Written instruction
Gather all lines containing the string "TASK" and copy them out.

Given records
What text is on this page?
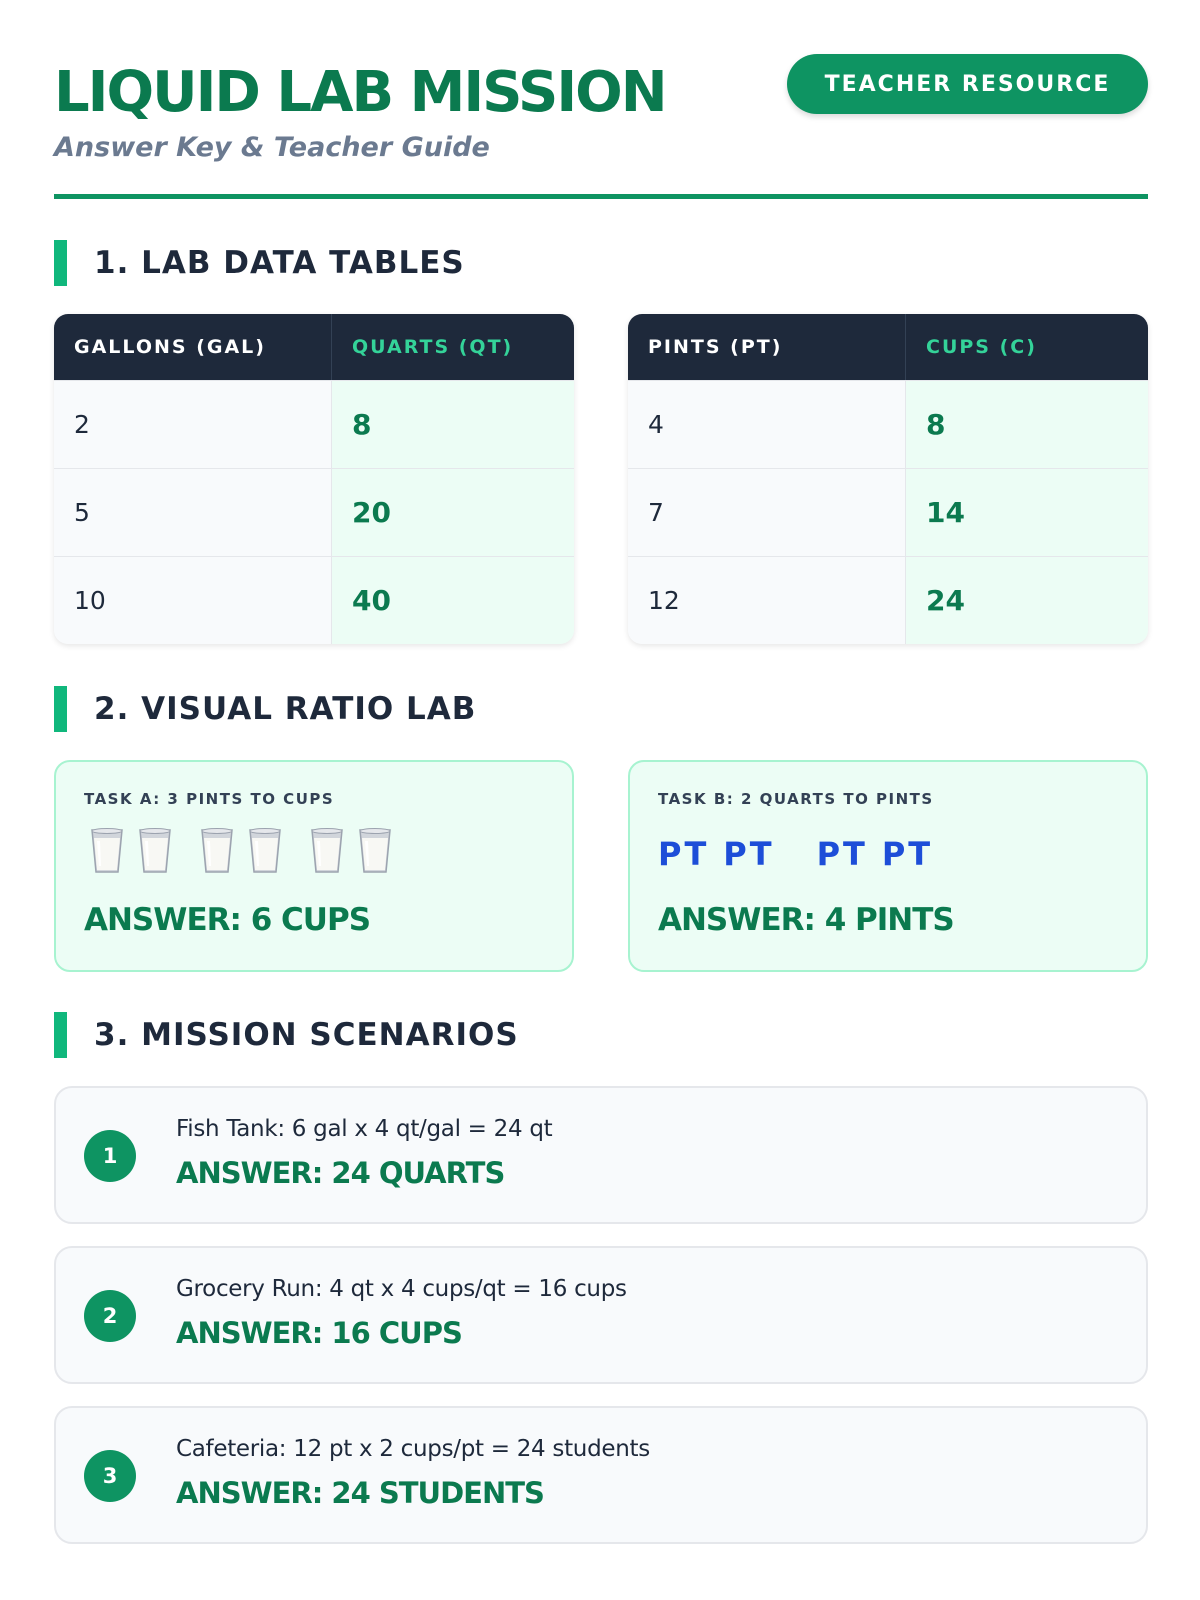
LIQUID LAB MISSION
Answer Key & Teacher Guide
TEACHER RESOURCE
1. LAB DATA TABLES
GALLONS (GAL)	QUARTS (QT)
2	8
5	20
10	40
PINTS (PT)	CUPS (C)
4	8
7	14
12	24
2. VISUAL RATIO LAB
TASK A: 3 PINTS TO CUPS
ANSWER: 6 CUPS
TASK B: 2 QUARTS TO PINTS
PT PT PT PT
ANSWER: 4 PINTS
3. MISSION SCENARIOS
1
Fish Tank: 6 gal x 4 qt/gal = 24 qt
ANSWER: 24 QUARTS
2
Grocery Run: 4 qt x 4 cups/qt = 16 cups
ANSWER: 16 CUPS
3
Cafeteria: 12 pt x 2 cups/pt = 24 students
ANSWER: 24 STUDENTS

Exercise result
TASK A: 3 PINTS TO CUPS
TASK B: 2 QUARTS TO PINTS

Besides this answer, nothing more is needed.